Figure record extracts:
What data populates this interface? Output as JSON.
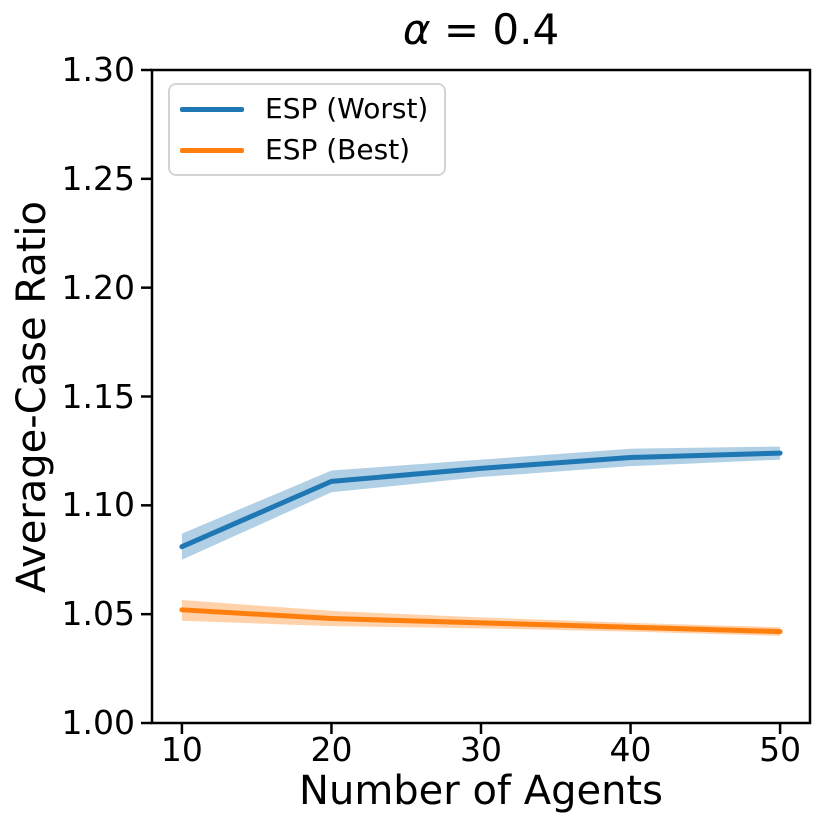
{
  "figure": {
    "title": "α = 0.4",
    "title_math": "α",
    "title_rest": " = 0.4"
  },
  "chart_data": {
    "type": "line",
    "title": "α = 0.4",
    "xlabel": "Number of Agents",
    "ylabel": "Average-Case Ratio",
    "xlim": [
      8,
      52
    ],
    "ylim": [
      1.0,
      1.3
    ],
    "grid": false,
    "legend_position": "upper left",
    "legend_border_color": "#d4d4d4",
    "x": [
      10,
      20,
      30,
      40,
      50
    ],
    "xticks": {
      "values": [
        10,
        20,
        30,
        40,
        50
      ],
      "labels": [
        "10",
        "20",
        "30",
        "40",
        "50"
      ]
    },
    "yticks": {
      "values": [
        1.0,
        1.05,
        1.1,
        1.15,
        1.2,
        1.25,
        1.3
      ],
      "labels": [
        "1.00",
        "1.05",
        "1.10",
        "1.15",
        "1.20",
        "1.25",
        "1.30"
      ]
    },
    "series": [
      {
        "name": "ESP (Worst)",
        "color": "#1f77b4",
        "values": [
          1.081,
          1.111,
          1.117,
          1.122,
          1.124
        ],
        "band_upper": [
          1.087,
          1.116,
          1.121,
          1.126,
          1.127
        ],
        "band_lower": [
          1.075,
          1.106,
          1.113,
          1.118,
          1.121
        ],
        "band_opacity": 0.35
      },
      {
        "name": "ESP (Best)",
        "color": "#ff7f0e",
        "values": [
          1.052,
          1.048,
          1.046,
          1.044,
          1.042
        ],
        "band_upper": [
          1.0565,
          1.0515,
          1.0485,
          1.046,
          1.044
        ],
        "band_lower": [
          1.047,
          1.0445,
          1.0435,
          1.042,
          1.04
        ],
        "band_opacity": 0.35
      }
    ]
  }
}
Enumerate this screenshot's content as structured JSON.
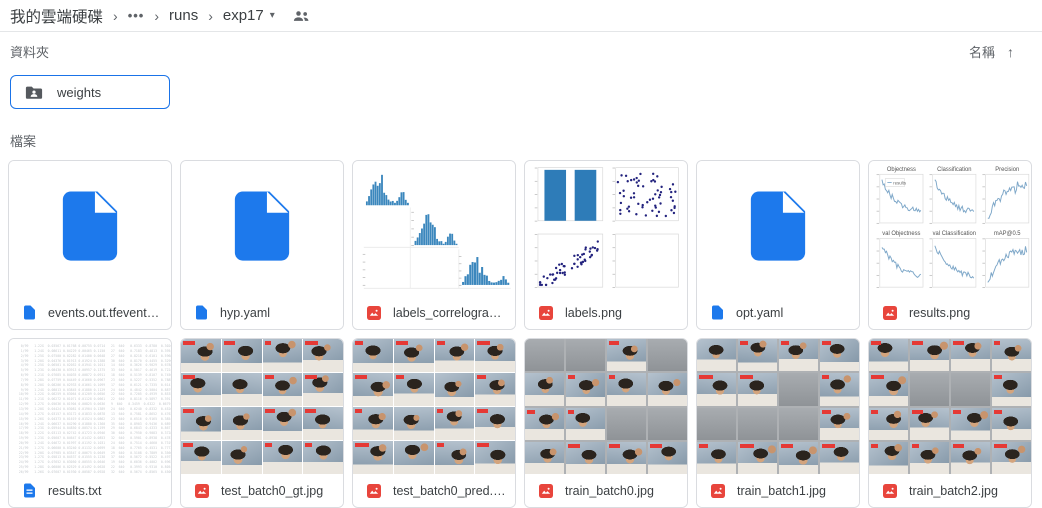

**PROBLEM TO WORK ON:**
None of the pictures should appear; repeat the records exactly otherwise.

**EXERCISE RESPONSE:**
What data populates this interface? Output as JSON.
{
  "figure": {
    "title": "α = 0.4",
    "title_math": "α",
    "title_rest": " = 0.4"
  },
  "chart_data": {
    "type": "line",
    "title": "α = 0.4",
    "xlabel": "Number of Agents",
    "ylabel": "Average-Case Ratio",
    "xlim": [
      8,
      52
    ],
    "ylim": [
      1.0,
      1.3
    ],
    "grid": false,
    "legend_position": "upper left",
    "legend_border_color": "#d4d4d4",
    "x": [
      10,
      20,
      30,
      40,
      50
    ],
    "xticks": {
      "values": [
        10,
        20,
        30,
        40,
        50
      ],
      "labels": [
        "10",
        "20",
        "30",
        "40",
        "50"
      ]
    },
    "yticks": {
      "values": [
        1.0,
        1.05,
        1.1,
        1.15,
        1.2,
        1.25,
        1.3
      ],
      "labels": [
        "1.00",
        "1.05",
        "1.10",
        "1.15",
        "1.20",
        "1.25",
        "1.30"
      ]
    },
    "series": [
      {
        "name": "ESP (Worst)",
        "color": "#1f77b4",
        "values": [
          1.081,
          1.111,
          1.117,
          1.122,
          1.124
        ],
        "band_upper": [
          1.087,
          1.116,
          1.121,
          1.126,
          1.127
        ],
        "band_lower": [
          1.075,
          1.106,
          1.113,
          1.118,
          1.121
        ],
        "band_opacity": 0.35
      },
      {
        "name": "ESP (Best)",
        "color": "#ff7f0e",
        "values": [
          1.052,
          1.048,
          1.046,
          1.044,
          1.042
        ],
        "band_upper": [
          1.0565,
          1.0515,
          1.0485,
          1.046,
          1.044
        ],
        "band_lower": [
          1.047,
          1.0445,
          1.0435,
          1.042,
          1.04
        ],
        "band_opacity": 0.35
      }
    ]
  }
}
Enumerate this screenshot's content as structured JSON.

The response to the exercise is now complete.